Data excerpts:

◇ ◇ ◇

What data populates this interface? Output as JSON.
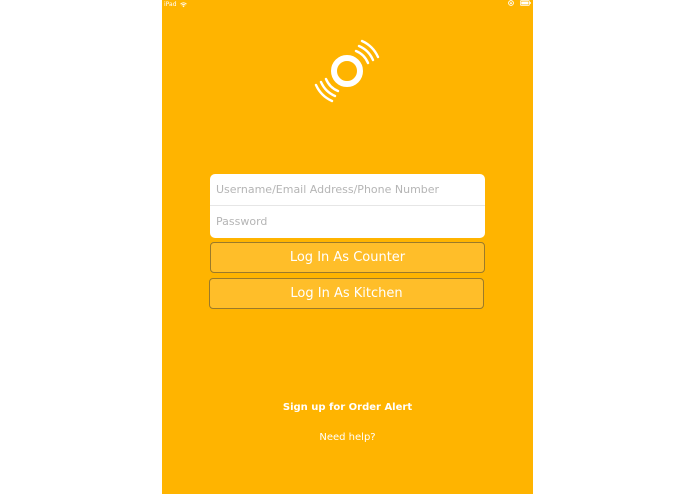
{
  "status_bar": {
    "device_name": "iPad",
    "wifi_icon": "wifi-icon",
    "lock_icon": "rotation-lock-icon",
    "battery_icon": "battery-icon"
  },
  "logo": {
    "icon": "ring-with-signal-waves-icon",
    "color": "#FFFFFF"
  },
  "login_form": {
    "username_placeholder": "Username/Email Address/Phone Number",
    "username_value": "",
    "password_placeholder": "Password",
    "password_value": ""
  },
  "buttons": {
    "counter_label": "Log In As Counter",
    "kitchen_label": "Log In As Kitchen"
  },
  "links": {
    "signup_label": "Sign up for Order Alert",
    "help_label": "Need help?"
  },
  "colors": {
    "background": "#FFB400",
    "button_fill": "#FFBE29",
    "button_border": "#9B7A2A",
    "text": "#FFFFFF"
  }
}
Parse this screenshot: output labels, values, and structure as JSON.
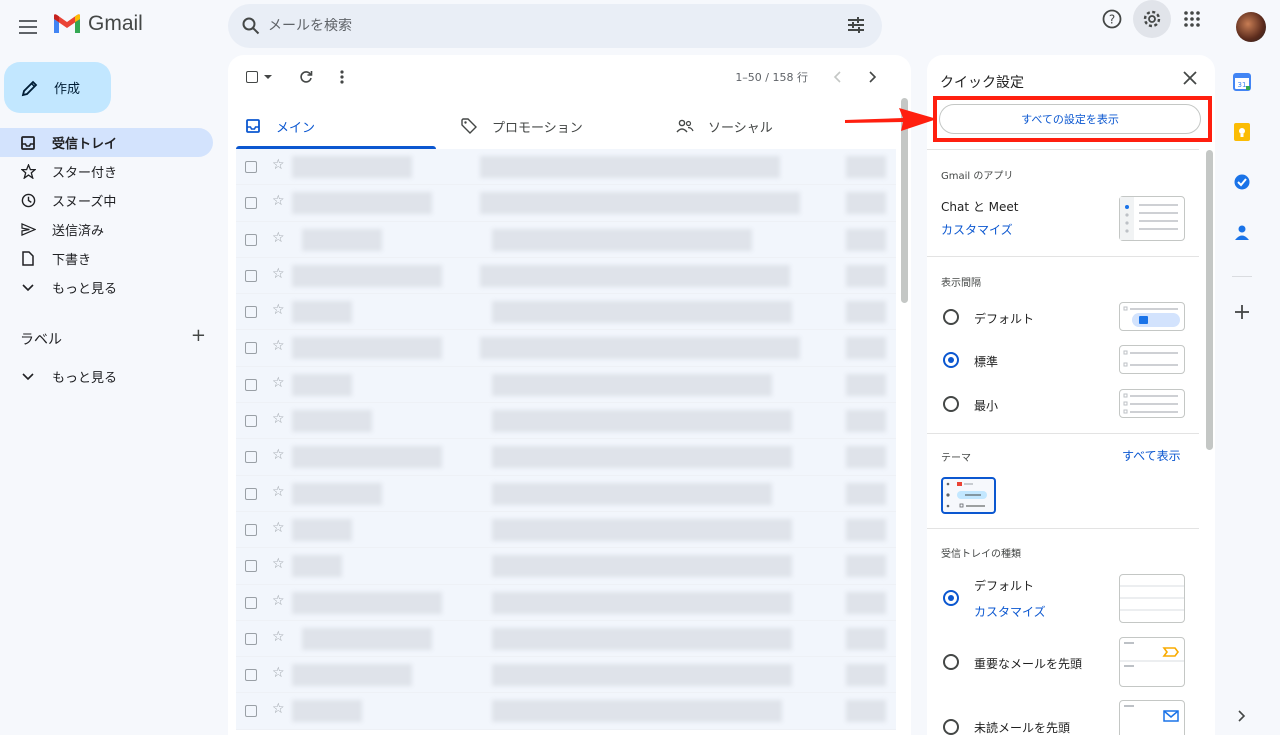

◇ ◇ ◇

Keep the pictures out of the copy and return the rest of the data above exactly.

The answer:
What data populates this interface? Output as JSON.
{
  "status_bar": {
    "device_name": "iPad",
    "wifi_icon": "wifi-icon",
    "lock_icon": "rotation-lock-icon",
    "battery_icon": "battery-icon"
  },
  "logo": {
    "icon": "ring-with-signal-waves-icon",
    "color": "#FFFFFF"
  },
  "login_form": {
    "username_placeholder": "Username/Email Address/Phone Number",
    "username_value": "",
    "password_placeholder": "Password",
    "password_value": ""
  },
  "buttons": {
    "counter_label": "Log In As Counter",
    "kitchen_label": "Log In As Kitchen"
  },
  "links": {
    "signup_label": "Sign up for Order Alert",
    "help_label": "Need help?"
  },
  "colors": {
    "background": "#FFB400",
    "button_fill": "#FFBE29",
    "button_border": "#9B7A2A",
    "text": "#FFFFFF"
  }
}
Parse this screenshot: output labels, values, and structure as JSON.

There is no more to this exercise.